DATA FOR PROCESSING:
○ ○ ○ ○

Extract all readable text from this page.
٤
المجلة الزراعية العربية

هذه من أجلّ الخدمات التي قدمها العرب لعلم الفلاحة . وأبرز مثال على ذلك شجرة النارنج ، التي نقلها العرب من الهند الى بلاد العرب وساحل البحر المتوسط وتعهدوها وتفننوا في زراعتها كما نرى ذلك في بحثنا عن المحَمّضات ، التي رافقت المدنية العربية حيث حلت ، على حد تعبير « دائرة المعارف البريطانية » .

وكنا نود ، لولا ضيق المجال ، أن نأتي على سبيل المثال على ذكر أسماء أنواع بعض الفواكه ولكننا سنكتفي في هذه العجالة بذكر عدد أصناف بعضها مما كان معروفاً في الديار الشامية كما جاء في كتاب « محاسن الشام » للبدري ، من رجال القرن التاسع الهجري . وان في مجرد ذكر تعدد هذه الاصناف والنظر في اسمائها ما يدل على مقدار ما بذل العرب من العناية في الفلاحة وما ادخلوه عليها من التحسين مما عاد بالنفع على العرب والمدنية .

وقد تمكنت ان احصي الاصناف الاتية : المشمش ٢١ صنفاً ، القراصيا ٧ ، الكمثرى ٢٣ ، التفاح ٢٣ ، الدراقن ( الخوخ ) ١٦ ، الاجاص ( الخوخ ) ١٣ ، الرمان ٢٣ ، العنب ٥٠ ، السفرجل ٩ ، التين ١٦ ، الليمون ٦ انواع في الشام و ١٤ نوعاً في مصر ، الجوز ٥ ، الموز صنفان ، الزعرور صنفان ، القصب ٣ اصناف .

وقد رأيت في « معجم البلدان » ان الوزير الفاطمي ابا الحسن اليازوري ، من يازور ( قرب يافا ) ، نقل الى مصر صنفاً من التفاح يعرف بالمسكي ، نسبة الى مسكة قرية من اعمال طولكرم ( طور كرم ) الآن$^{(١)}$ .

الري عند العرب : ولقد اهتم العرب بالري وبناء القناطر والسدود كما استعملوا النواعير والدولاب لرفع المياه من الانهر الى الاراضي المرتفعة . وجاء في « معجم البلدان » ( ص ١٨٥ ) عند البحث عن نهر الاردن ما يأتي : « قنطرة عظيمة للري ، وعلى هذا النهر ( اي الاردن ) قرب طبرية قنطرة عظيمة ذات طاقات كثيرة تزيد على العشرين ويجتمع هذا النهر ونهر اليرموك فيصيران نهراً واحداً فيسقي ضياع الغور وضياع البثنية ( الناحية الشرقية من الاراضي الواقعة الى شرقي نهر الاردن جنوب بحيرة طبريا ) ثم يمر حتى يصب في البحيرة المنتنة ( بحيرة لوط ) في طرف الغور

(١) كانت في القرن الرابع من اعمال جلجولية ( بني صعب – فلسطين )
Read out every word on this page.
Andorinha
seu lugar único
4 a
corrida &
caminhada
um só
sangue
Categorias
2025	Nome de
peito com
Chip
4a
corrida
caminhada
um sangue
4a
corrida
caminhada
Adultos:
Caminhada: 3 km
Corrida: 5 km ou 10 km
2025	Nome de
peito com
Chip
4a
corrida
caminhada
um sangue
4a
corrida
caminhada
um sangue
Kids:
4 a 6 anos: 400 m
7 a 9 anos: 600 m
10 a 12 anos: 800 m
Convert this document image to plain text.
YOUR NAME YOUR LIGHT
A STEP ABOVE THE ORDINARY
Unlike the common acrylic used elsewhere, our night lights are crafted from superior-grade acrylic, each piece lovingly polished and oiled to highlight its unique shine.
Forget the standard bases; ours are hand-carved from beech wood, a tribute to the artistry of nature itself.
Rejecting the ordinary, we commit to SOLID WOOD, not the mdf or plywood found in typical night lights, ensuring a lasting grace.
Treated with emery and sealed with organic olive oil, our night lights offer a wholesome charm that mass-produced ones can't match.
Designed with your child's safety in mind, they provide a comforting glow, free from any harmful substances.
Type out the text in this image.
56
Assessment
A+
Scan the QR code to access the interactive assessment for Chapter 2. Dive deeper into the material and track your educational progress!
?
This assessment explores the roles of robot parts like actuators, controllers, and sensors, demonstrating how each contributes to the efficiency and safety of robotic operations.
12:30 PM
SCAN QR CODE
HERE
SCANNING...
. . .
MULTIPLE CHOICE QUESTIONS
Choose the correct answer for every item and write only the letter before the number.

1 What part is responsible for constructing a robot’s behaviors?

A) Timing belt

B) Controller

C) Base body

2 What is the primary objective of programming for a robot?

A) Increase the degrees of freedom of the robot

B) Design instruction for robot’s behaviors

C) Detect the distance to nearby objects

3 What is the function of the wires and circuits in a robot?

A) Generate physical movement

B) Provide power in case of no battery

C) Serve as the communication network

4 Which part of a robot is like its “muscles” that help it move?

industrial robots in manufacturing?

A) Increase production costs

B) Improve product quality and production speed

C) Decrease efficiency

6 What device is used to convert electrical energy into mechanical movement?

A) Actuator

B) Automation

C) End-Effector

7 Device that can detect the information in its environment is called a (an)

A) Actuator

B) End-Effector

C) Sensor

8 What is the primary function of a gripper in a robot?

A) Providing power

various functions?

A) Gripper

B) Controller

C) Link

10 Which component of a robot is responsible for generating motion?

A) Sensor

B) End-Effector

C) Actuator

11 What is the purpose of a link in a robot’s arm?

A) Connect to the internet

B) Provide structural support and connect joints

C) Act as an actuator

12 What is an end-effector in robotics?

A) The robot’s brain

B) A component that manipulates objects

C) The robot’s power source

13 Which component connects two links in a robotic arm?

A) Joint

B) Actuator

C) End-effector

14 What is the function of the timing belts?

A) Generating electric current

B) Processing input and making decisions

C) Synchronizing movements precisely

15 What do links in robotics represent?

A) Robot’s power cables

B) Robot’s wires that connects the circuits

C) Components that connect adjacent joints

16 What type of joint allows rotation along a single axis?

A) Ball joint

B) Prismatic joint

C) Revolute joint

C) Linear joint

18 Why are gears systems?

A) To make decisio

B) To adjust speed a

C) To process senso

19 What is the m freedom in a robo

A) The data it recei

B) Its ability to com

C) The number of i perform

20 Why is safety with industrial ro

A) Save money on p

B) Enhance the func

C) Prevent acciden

○ ○ ○ ○

Give the listing above again, word for word.

Extract all readable text from this page.
٤
المجلة الزراعية العربية

هذه من أجلّ الخدمات التي قدمها العرب لعلم الفلاحة . وأبرز مثال على ذلك شجرة النارنج ، التي نقلها العرب من الهند الى بلاد العرب وساحل البحر المتوسط وتعهدوها وتفننوا في زراعتها كما نرى ذلك في بحثنا عن المحَمّضات ، التي رافقت المدنية العربية حيث حلت ، على حد تعبير « دائرة المعارف البريطانية » .

وكنا نود ، لولا ضيق المجال ، أن نأتي على سبيل المثال على ذكر أسماء أنواع بعض الفواكه ولكننا سنكتفي في هذه العجالة بذكر عدد أصناف بعضها مما كان معروفاً في الديار الشامية كما جاء في كتاب « محاسن الشام » للبدري ، من رجال القرن التاسع الهجري . وان في مجرد ذكر تعدد هذه الاصناف والنظر في اسمائها ما يدل على مقدار ما بذل العرب من العناية في الفلاحة وما ادخلوه عليها من التحسين مما عاد بالنفع على العرب والمدنية .

وقد تمكنت ان احصي الاصناف الاتية : المشمش ٢١ صنفاً ، القراصيا ٧ ، الكمثرى ٢٣ ، التفاح ٢٣ ، الدراقن ( الخوخ ) ١٦ ، الاجاص ( الخوخ ) ١٣ ، الرمان ٢٣ ، العنب ٥٠ ، السفرجل ٩ ، التين ١٦ ، الليمون ٦ انواع في الشام و ١٤ نوعاً في مصر ، الجوز ٥ ، الموز صنفان ، الزعرور صنفان ، القصب ٣ اصناف .

وقد رأيت في « معجم البلدان » ان الوزير الفاطمي ابا الحسن اليازوري ، من يازور ( قرب يافا ) ، نقل الى مصر صنفاً من التفاح يعرف بالمسكي ، نسبة الى مسكة قرية من اعمال طولكرم ( طور كرم ) الآن$^{(١)}$ .

الري عند العرب : ولقد اهتم العرب بالري وبناء القناطر والسدود كما استعملوا النواعير والدولاب لرفع المياه من الانهر الى الاراضي المرتفعة . وجاء في « معجم البلدان » ( ص ١٨٥ ) عند البحث عن نهر الاردن ما يأتي : « قنطرة عظيمة للري ، وعلى هذا النهر ( اي الاردن ) قرب طبرية قنطرة عظيمة ذات طاقات كثيرة تزيد على العشرين ويجتمع هذا النهر ونهر اليرموك فيصيران نهراً واحداً فيسقي ضياع الغور وضياع البثنية ( الناحية الشرقية من الاراضي الواقعة الى شرقي نهر الاردن جنوب بحيرة طبريا ) ثم يمر حتى يصب في البحيرة المنتنة ( بحيرة لوط ) في طرف الغور

(١) كانت في القرن الرابع من اعمال جلجولية ( بني صعب – فلسطين )
Read out every word on this page.
Andorinha
seu lugar único
4 a
corrida &
caminhada
um só
sangue
Categorias
2025	Nome de
peito com
Chip
4a
corrida
caminhada
um sangue
4a
corrida
caminhada
Adultos:
Caminhada: 3 km
Corrida: 5 km ou 10 km
2025	Nome de
peito com
Chip
4a
corrida
caminhada
um sangue
4a
corrida
caminhada
um sangue
Kids:
4 a 6 anos: 400 m
7 a 9 anos: 600 m
10 a 12 anos: 800 m
Convert this document image to plain text.
YOUR NAME YOUR LIGHT
A STEP ABOVE THE ORDINARY
Unlike the common acrylic used elsewhere, our night lights are crafted from superior-grade acrylic, each piece lovingly polished and oiled to highlight its unique shine.
Forget the standard bases; ours are hand-carved from beech wood, a tribute to the artistry of nature itself.
Rejecting the ordinary, we commit to SOLID WOOD, not the mdf or plywood found in typical night lights, ensuring a lasting grace.
Treated with emery and sealed with organic olive oil, our night lights offer a wholesome charm that mass-produced ones can't match.
Designed with your child's safety in mind, they provide a comforting glow, free from any harmful substances.
Type out the text in this image.
56
Assessment
A+
Scan the QR code to access the interactive assessment for Chapter 2. Dive deeper into the material and track your educational progress!
?
This assessment explores the roles of robot parts like actuators, controllers, and sensors, demonstrating how each contributes to the efficiency and safety of robotic operations.
12:30 PM
SCAN QR CODE
HERE
SCANNING...
. . .
MULTIPLE CHOICE QUESTIONS
Choose the correct answer for every item and write only the letter before the number.

1 What part is responsible for constructing a robot’s behaviors?

A) Timing belt

B) Controller

C) Base body

2 What is the primary objective of programming for a robot?

A) Increase the degrees of freedom of the robot

B) Design instruction for robot’s behaviors

C) Detect the distance to nearby objects

3 What is the function of the wires and circuits in a robot?

A) Generate physical movement

B) Provide power in case of no battery

C) Serve as the communication network

4 Which part of a robot is like its “muscles” that help it move?

industrial robots in manufacturing?

A) Increase production costs

B) Improve product quality and production speed

C) Decrease efficiency

6 What device is used to convert electrical energy into mechanical movement?

A) Actuator

B) Automation

C) End-Effector

7 Device that can detect the information in its environment is called a (an)

A) Actuator

B) End-Effector

C) Sensor

8 What is the primary function of a gripper in a robot?

A) Providing power

various functions?

A) Gripper

B) Controller

C) Link

10 Which component of a robot is responsible for generating motion?

A) Sensor

B) End-Effector

C) Actuator

11 What is the purpose of a link in a robot’s arm?

A) Connect to the internet

B) Provide structural support and connect joints

C) Act as an actuator

12 What is an end-effector in robotics?

A) The robot’s brain

B) A component that manipulates objects

C) The robot’s power source

13 Which component connects two links in a robotic arm?

A) Joint

B) Actuator

C) End-effector

14 What is the function of the timing belts?

A) Generating electric current

B) Processing input and making decisions

C) Synchronizing movements precisely

15 What do links in robotics represent?

A) Robot’s power cables

B) Robot’s wires that connects the circuits

C) Components that connect adjacent joints

16 What type of joint allows rotation along a single axis?

A) Ball joint

B) Prismatic joint

C) Revolute joint

C) Linear joint

18 Why are gears systems?

A) To make decisio

B) To adjust speed a

C) To process senso

19 What is the m freedom in a robo

A) The data it recei

B) Its ability to com

C) The number of i perform

20 Why is safety with industrial ro

A) Save money on p

B) Enhance the func

C) Prevent acciden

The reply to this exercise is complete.